(Stored data)
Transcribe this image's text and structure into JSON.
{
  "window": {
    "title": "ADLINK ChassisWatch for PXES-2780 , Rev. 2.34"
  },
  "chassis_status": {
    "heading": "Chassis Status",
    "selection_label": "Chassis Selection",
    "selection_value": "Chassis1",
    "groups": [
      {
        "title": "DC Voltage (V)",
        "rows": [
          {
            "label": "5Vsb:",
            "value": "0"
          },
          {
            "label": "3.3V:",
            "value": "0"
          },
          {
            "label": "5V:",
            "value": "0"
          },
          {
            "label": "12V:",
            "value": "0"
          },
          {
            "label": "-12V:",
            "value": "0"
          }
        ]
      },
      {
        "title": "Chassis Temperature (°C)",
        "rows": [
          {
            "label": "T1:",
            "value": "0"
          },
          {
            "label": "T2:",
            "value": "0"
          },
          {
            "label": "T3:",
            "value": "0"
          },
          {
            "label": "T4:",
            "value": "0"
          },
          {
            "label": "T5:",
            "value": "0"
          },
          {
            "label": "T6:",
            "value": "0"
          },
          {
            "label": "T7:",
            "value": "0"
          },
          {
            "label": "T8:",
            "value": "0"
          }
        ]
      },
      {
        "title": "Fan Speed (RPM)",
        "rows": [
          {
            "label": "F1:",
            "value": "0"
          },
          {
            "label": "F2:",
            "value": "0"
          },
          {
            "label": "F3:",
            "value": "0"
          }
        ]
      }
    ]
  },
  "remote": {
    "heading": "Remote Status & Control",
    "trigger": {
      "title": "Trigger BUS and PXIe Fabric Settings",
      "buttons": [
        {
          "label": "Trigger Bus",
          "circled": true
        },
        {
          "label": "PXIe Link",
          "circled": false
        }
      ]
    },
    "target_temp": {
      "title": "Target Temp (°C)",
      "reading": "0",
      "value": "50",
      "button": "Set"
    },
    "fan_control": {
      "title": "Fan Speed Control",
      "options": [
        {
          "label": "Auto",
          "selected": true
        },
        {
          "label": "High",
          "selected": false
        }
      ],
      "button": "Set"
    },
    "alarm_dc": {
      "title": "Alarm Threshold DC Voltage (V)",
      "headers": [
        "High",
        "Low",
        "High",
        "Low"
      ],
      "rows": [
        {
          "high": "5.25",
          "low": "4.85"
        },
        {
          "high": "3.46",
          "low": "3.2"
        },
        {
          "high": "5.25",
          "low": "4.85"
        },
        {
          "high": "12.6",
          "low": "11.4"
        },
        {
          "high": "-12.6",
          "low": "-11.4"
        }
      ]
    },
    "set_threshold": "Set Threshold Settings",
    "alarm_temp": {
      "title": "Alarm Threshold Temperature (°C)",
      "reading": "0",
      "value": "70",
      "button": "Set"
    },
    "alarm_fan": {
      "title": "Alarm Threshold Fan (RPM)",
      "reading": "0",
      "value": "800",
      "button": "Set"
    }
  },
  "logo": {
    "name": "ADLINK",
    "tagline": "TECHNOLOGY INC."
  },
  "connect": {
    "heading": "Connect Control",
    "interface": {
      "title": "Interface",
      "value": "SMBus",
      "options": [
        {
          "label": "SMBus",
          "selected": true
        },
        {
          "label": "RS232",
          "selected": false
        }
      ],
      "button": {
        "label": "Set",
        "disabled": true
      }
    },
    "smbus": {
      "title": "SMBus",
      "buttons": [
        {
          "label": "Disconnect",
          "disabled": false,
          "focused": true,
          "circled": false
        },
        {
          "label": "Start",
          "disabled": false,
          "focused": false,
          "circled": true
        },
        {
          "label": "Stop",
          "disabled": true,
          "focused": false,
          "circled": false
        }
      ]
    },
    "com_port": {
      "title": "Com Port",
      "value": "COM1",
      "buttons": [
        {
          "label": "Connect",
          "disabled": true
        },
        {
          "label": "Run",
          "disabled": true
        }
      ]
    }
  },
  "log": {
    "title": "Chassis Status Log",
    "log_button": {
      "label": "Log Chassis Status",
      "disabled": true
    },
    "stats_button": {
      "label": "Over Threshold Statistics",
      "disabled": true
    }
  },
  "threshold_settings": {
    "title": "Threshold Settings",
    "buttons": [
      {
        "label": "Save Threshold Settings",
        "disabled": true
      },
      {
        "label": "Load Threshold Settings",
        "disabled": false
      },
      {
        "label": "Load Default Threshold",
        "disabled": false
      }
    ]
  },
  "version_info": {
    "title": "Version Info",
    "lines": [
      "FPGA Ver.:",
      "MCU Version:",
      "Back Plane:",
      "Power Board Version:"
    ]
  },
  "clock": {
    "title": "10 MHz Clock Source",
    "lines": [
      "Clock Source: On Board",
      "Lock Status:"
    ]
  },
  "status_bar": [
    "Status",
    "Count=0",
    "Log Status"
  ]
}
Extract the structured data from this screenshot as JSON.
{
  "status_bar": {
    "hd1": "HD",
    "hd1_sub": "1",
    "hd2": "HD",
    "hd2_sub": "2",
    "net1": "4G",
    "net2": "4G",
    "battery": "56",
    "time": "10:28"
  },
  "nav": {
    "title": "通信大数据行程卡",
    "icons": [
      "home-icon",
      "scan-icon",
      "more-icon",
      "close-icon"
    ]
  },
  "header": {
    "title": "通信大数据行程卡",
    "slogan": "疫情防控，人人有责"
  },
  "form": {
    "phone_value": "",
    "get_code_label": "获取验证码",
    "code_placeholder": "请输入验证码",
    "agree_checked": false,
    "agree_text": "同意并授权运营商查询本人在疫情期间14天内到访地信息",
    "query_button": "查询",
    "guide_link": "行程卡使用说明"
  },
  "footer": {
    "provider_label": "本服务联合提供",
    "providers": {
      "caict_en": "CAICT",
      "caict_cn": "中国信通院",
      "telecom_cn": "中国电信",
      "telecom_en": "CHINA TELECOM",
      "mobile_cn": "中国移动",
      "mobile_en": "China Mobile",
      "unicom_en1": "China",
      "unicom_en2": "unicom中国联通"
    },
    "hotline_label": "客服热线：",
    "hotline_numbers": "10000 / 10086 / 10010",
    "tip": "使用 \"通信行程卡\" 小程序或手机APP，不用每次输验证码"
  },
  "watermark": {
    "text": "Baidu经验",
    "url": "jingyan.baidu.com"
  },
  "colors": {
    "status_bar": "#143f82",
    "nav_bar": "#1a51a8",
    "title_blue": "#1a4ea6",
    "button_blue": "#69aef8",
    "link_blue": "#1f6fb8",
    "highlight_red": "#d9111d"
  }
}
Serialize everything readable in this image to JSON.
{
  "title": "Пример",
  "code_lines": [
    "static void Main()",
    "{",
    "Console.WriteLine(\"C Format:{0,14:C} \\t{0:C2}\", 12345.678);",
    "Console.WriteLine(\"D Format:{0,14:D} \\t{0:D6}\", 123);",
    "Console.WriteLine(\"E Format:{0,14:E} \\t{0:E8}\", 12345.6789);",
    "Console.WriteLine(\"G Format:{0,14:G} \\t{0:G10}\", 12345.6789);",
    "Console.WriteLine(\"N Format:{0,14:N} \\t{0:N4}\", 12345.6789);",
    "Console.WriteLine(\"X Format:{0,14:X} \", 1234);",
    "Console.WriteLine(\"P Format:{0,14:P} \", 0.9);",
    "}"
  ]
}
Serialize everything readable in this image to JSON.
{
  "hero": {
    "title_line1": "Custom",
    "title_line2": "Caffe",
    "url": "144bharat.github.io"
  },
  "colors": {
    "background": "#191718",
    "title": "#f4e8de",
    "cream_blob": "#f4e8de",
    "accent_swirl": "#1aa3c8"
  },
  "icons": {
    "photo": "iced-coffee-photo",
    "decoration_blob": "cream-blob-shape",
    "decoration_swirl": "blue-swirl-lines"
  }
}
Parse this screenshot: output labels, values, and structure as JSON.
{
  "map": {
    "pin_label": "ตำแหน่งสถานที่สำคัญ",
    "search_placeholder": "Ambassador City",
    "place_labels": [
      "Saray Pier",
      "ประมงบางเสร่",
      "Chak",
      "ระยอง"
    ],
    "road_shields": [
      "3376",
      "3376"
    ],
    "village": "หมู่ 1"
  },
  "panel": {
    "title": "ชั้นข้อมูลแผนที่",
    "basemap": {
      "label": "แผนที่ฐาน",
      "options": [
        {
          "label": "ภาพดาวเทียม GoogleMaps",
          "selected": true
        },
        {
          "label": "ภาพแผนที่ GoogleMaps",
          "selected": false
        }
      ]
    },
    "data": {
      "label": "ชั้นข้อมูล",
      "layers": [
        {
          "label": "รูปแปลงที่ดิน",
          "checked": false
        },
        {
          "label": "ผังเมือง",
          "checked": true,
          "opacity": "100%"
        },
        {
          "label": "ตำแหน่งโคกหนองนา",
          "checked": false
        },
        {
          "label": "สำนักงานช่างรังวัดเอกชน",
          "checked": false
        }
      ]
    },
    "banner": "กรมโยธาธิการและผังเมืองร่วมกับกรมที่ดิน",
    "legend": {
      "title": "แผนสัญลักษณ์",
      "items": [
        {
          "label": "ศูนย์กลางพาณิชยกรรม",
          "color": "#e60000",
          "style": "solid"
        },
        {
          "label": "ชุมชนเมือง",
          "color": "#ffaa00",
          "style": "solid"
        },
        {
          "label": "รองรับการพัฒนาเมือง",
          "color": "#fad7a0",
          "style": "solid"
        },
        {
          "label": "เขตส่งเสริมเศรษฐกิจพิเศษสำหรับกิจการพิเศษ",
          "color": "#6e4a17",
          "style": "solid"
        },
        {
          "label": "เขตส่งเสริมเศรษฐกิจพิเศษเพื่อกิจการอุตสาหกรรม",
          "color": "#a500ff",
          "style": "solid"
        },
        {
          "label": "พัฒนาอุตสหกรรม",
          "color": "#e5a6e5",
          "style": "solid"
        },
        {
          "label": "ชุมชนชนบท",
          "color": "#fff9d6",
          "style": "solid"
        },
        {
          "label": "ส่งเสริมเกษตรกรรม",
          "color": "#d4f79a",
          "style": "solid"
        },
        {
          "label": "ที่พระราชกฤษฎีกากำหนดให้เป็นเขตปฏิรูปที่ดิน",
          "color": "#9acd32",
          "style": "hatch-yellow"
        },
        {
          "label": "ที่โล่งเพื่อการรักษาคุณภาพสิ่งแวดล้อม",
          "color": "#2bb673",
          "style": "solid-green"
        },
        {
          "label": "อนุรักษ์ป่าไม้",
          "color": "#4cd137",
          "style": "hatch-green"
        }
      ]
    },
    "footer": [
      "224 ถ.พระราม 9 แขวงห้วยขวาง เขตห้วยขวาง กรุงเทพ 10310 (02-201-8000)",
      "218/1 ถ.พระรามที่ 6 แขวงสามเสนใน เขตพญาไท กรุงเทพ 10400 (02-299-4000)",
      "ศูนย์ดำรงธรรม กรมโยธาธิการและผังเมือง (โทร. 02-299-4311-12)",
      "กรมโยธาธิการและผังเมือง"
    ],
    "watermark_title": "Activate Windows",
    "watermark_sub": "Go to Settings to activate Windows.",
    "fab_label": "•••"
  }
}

EXERCISE PROMPT => Show every line from the entries above in which the word "Load" appears.

RESPONSE TO THE TASK =>
        "label": "Load Threshold Settings",
        "label": "Load Default Threshold",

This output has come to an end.